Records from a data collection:
%%

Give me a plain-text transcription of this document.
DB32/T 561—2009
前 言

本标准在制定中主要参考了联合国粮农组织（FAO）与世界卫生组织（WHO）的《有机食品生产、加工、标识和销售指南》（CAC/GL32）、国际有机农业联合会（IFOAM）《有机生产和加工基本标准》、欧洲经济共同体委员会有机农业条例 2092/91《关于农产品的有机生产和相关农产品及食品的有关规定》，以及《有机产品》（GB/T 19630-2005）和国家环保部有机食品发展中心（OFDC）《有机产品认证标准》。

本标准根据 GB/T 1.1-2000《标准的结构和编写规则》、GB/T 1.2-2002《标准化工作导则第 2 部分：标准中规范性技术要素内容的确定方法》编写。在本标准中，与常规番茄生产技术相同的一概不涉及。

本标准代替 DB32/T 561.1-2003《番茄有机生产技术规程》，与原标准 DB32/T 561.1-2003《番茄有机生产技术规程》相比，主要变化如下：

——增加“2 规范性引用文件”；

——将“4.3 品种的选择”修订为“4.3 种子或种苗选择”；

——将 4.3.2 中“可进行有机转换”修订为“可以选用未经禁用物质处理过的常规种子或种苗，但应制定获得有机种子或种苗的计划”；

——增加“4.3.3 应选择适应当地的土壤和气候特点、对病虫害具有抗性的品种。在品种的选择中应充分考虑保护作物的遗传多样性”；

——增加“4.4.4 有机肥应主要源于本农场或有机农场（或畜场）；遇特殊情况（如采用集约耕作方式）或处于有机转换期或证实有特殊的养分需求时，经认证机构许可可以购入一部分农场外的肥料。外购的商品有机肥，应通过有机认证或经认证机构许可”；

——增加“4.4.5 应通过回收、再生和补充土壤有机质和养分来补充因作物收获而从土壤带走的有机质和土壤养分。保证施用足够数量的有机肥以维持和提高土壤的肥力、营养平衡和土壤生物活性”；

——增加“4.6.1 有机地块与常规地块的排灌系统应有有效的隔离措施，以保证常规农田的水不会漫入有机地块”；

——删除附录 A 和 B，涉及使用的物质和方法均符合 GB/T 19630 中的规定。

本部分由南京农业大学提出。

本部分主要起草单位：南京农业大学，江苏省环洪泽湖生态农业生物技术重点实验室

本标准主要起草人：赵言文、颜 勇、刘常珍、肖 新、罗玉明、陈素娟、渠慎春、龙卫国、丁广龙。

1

%%

- What the task asks: Using the exact wording, write out all of the records.

- Reply to the task:
Give me a plain-text transcription of this document.
DB32/T 561—2009
前 言

本标准在制定中主要参考了联合国粮农组织（FAO）与世界卫生组织（WHO）的《有机食品生产、加工、标识和销售指南》（CAC/GL32）、国际有机农业联合会（IFOAM）《有机生产和加工基本标准》、欧洲经济共同体委员会有机农业条例 2092/91《关于农产品的有机生产和相关农产品及食品的有关规定》，以及《有机产品》（GB/T 19630-2005）和国家环保部有机食品发展中心（OFDC）《有机产品认证标准》。

本标准根据 GB/T 1.1-2000《标准的结构和编写规则》、GB/T 1.2-2002《标准化工作导则第 2 部分：标准中规范性技术要素内容的确定方法》编写。在本标准中，与常规番茄生产技术相同的一概不涉及。

本标准代替 DB32/T 561.1-2003《番茄有机生产技术规程》，与原标准 DB32/T 561.1-2003《番茄有机生产技术规程》相比，主要变化如下：

——增加“2 规范性引用文件”；

——将“4.3 品种的选择”修订为“4.3 种子或种苗选择”；

——将 4.3.2 中“可进行有机转换”修订为“可以选用未经禁用物质处理过的常规种子或种苗，但应制定获得有机种子或种苗的计划”；

——增加“4.3.3 应选择适应当地的土壤和气候特点、对病虫害具有抗性的品种。在品种的选择中应充分考虑保护作物的遗传多样性”；

——增加“4.4.4 有机肥应主要源于本农场或有机农场（或畜场）；遇特殊情况（如采用集约耕作方式）或处于有机转换期或证实有特殊的养分需求时，经认证机构许可可以购入一部分农场外的肥料。外购的商品有机肥，应通过有机认证或经认证机构许可”；

——增加“4.4.5 应通过回收、再生和补充土壤有机质和养分来补充因作物收获而从土壤带走的有机质和土壤养分。保证施用足够数量的有机肥以维持和提高土壤的肥力、营养平衡和土壤生物活性”；

——增加“4.6.1 有机地块与常规地块的排灌系统应有有效的隔离措施，以保证常规农田的水不会漫入有机地块”；

——删除附录 A 和 B，涉及使用的物质和方法均符合 GB/T 19630 中的规定。

本部分由南京农业大学提出。

本部分主要起草单位：南京农业大学，江苏省环洪泽湖生态农业生物技术重点实验室

本标准主要起草人：赵言文、颜 勇、刘常珍、肖 新、罗玉明、陈素娟、渠慎春、龙卫国、丁广龙。

1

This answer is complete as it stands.